- To do: Output all the data exactly. Pictures do not belong in the copy.

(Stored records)
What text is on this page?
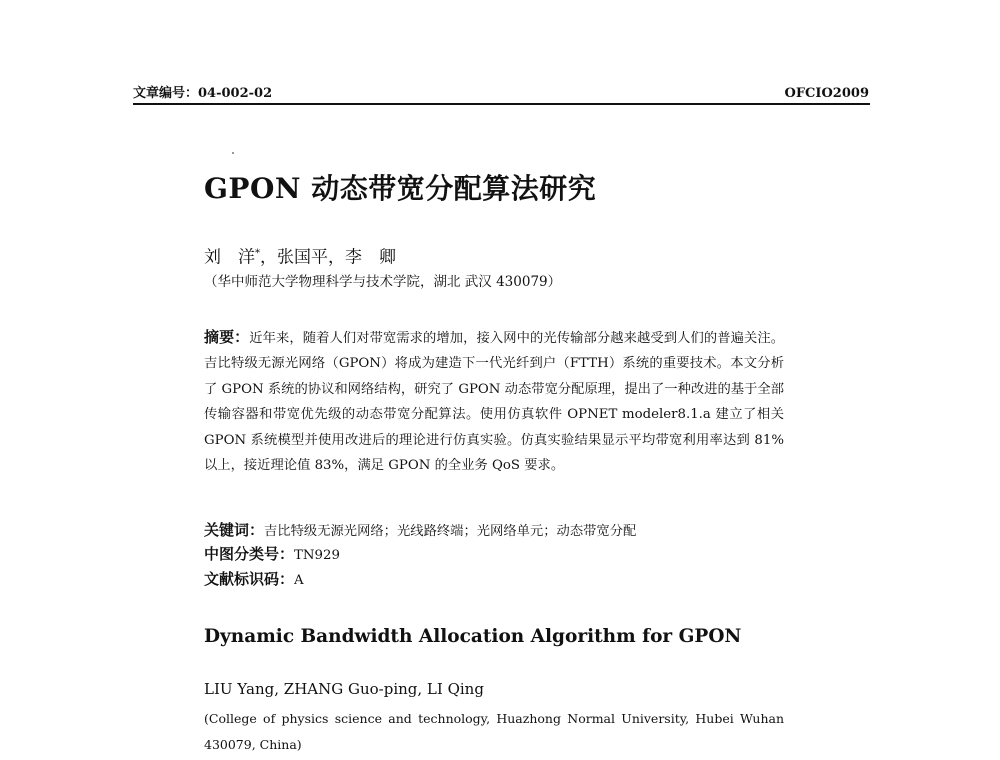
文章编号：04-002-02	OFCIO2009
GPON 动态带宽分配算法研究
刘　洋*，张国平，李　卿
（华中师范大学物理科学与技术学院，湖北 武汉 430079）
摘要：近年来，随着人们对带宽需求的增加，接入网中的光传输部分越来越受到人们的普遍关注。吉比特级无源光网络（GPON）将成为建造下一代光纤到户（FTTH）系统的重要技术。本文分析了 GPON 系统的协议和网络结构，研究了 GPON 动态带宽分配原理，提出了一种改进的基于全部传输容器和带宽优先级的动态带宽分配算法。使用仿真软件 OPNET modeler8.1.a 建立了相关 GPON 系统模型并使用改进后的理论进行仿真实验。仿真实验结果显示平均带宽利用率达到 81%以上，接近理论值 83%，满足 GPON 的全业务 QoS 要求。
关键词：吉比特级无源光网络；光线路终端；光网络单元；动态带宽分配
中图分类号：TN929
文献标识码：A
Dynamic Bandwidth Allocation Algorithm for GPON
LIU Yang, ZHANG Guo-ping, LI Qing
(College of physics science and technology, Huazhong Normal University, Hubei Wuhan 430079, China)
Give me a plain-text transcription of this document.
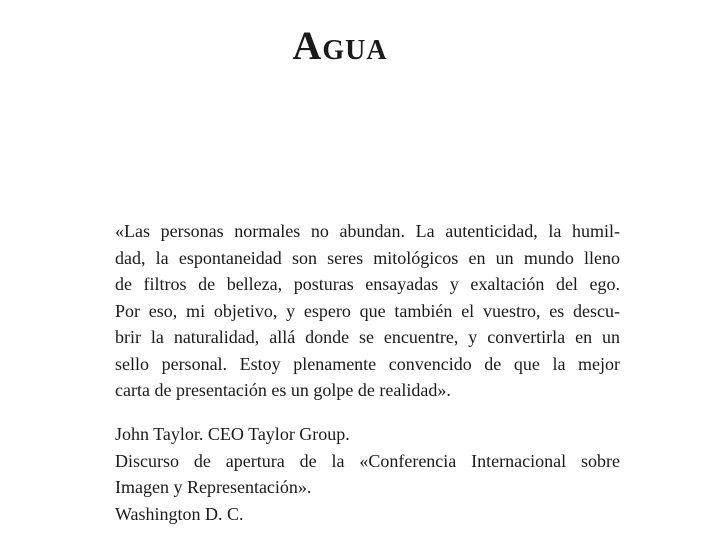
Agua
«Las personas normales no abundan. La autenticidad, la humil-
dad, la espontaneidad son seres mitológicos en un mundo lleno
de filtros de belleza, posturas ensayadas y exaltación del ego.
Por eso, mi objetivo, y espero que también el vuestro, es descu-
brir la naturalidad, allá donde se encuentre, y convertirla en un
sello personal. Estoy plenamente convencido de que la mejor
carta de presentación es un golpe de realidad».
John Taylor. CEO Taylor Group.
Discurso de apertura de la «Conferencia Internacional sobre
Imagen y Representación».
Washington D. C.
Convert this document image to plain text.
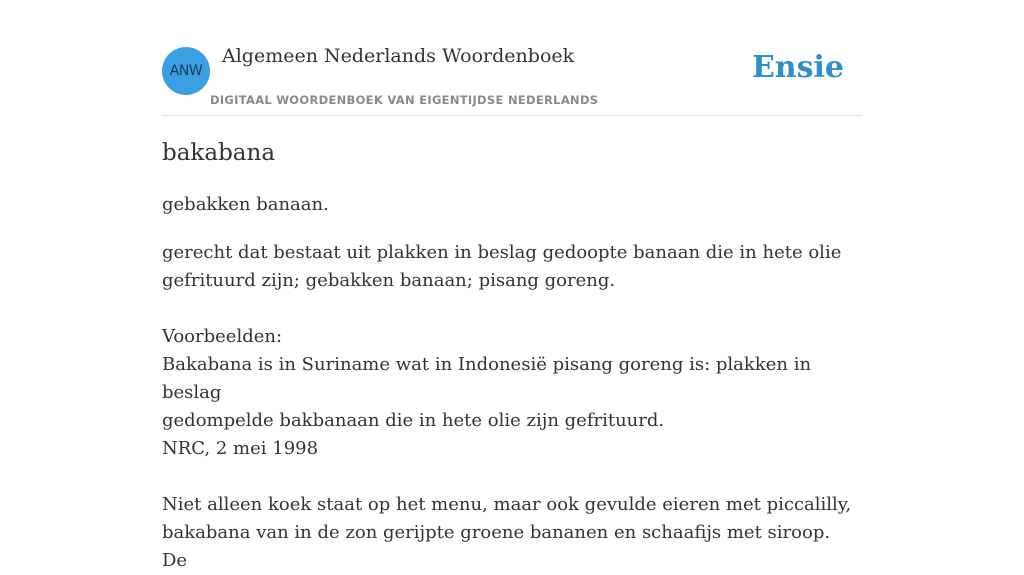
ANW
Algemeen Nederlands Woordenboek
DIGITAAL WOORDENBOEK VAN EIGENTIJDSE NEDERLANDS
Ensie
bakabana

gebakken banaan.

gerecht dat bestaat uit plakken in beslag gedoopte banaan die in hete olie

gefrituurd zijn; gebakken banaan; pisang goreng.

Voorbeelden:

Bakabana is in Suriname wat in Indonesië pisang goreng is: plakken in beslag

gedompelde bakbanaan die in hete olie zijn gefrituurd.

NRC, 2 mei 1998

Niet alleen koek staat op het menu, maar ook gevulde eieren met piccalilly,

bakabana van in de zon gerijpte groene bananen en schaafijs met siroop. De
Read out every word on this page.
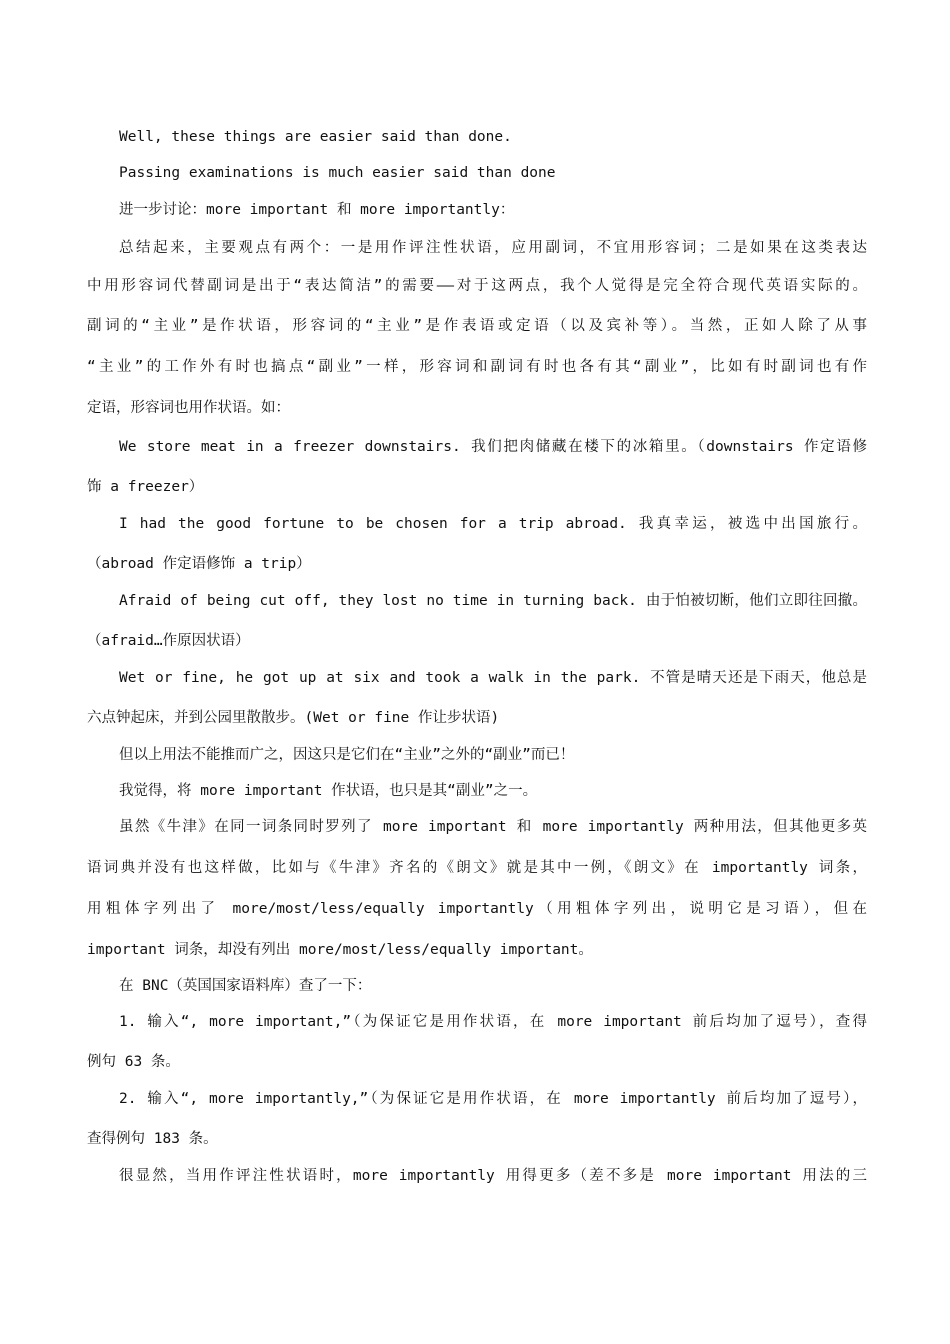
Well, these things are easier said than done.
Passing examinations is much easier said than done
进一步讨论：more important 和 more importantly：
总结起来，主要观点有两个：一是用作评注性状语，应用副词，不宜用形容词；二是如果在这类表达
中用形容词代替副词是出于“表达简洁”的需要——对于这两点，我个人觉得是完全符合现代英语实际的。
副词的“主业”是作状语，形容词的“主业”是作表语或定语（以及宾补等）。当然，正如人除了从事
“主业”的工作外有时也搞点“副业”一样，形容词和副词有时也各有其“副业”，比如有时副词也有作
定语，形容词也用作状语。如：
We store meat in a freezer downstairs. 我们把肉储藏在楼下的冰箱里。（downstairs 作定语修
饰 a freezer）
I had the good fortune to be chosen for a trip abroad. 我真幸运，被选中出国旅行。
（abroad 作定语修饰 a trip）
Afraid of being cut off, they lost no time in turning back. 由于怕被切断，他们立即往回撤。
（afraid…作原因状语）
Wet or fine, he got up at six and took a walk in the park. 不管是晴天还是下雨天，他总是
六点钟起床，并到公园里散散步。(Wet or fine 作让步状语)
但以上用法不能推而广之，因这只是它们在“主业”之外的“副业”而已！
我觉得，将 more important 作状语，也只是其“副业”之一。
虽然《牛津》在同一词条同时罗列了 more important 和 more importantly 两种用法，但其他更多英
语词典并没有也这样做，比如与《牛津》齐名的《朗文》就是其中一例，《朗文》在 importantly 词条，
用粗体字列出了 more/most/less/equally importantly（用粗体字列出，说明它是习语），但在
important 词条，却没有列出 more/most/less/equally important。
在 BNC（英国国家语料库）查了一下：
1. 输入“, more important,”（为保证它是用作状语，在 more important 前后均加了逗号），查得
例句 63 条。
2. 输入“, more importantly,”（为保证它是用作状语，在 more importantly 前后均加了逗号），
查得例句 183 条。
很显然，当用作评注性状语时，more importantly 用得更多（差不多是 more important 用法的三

- Task solution:
What text is on this page?
文章编号：04-002-02	OFCIO2009
GPON 动态带宽分配算法研究
刘　洋*，张国平，李　卿
（华中师范大学物理科学与技术学院，湖北 武汉 430079）
摘要：近年来，随着人们对带宽需求的增加，接入网中的光传输部分越来越受到人们的普遍关注。吉比特级无源光网络（GPON）将成为建造下一代光纤到户（FTTH）系统的重要技术。本文分析了 GPON 系统的协议和网络结构，研究了 GPON 动态带宽分配原理，提出了一种改进的基于全部传输容器和带宽优先级的动态带宽分配算法。使用仿真软件 OPNET modeler8.1.a 建立了相关 GPON 系统模型并使用改进后的理论进行仿真实验。仿真实验结果显示平均带宽利用率达到 81%以上，接近理论值 83%，满足 GPON 的全业务 QoS 要求。
关键词：吉比特级无源光网络；光线路终端；光网络单元；动态带宽分配
中图分类号：TN929
文献标识码：A
Dynamic Bandwidth Allocation Algorithm for GPON
LIU Yang, ZHANG Guo-ping, LI Qing
(College of physics science and technology, Huazhong Normal University, Hubei Wuhan 430079, China)
Give me a plain-text transcription of this document.
Agua
«Las personas normales no abundan. La autenticidad, la humil-
dad, la espontaneidad son seres mitológicos en un mundo lleno
de filtros de belleza, posturas ensayadas y exaltación del ego.
Por eso, mi objetivo, y espero que también el vuestro, es descu-
brir la naturalidad, allá donde se encuentre, y convertirla en un
sello personal. Estoy plenamente convencido de que la mejor
carta de presentación es un golpe de realidad».
John Taylor. CEO Taylor Group.
Discurso de apertura de la «Conferencia Internacional sobre
Imagen y Representación».
Washington D. C.
Convert this document image to plain text.
ANW
Algemeen Nederlands Woordenboek
DIGITAAL WOORDENBOEK VAN EIGENTIJDSE NEDERLANDS
Ensie
bakabana

gebakken banaan.

gerecht dat bestaat uit plakken in beslag gedoopte banaan die in hete olie

gefrituurd zijn; gebakken banaan; pisang goreng.

Voorbeelden:

Bakabana is in Suriname wat in Indonesië pisang goreng is: plakken in beslag

gedompelde bakbanaan die in hete olie zijn gefrituurd.

NRC, 2 mei 1998

Niet alleen koek staat op het menu, maar ook gevulde eieren met piccalilly,

bakabana van in de zon gerijpte groene bananen en schaafijs met siroop. De
Read out every word on this page.
Well, these things are easier said than done.
Passing examinations is much easier said than done
进一步讨论：more important 和 more importantly：
总结起来，主要观点有两个：一是用作评注性状语，应用副词，不宜用形容词；二是如果在这类表达
中用形容词代替副词是出于“表达简洁”的需要——对于这两点，我个人觉得是完全符合现代英语实际的。
副词的“主业”是作状语，形容词的“主业”是作表语或定语（以及宾补等）。当然，正如人除了从事
“主业”的工作外有时也搞点“副业”一样，形容词和副词有时也各有其“副业”，比如有时副词也有作
定语，形容词也用作状语。如：
We store meat in a freezer downstairs. 我们把肉储藏在楼下的冰箱里。（downstairs 作定语修
饰 a freezer）
I had the good fortune to be chosen for a trip abroad. 我真幸运，被选中出国旅行。
（abroad 作定语修饰 a trip）
Afraid of being cut off, they lost no time in turning back. 由于怕被切断，他们立即往回撤。
（afraid…作原因状语）
Wet or fine, he got up at six and took a walk in the park. 不管是晴天还是下雨天，他总是
六点钟起床，并到公园里散散步。(Wet or fine 作让步状语)
但以上用法不能推而广之，因这只是它们在“主业”之外的“副业”而已！
我觉得，将 more important 作状语，也只是其“副业”之一。
虽然《牛津》在同一词条同时罗列了 more important 和 more importantly 两种用法，但其他更多英
语词典并没有也这样做，比如与《牛津》齐名的《朗文》就是其中一例，《朗文》在 importantly 词条，
用粗体字列出了 more/most/less/equally importantly（用粗体字列出，说明它是习语），但在
important 词条，却没有列出 more/most/less/equally important。
在 BNC（英国国家语料库）查了一下：
1. 输入“, more important,”（为保证它是用作状语，在 more important 前后均加了逗号），查得
例句 63 条。
2. 输入“, more importantly,”（为保证它是用作状语，在 more importantly 前后均加了逗号），
查得例句 183 条。
很显然，当用作评注性状语时，more importantly 用得更多（差不多是 more important 用法的三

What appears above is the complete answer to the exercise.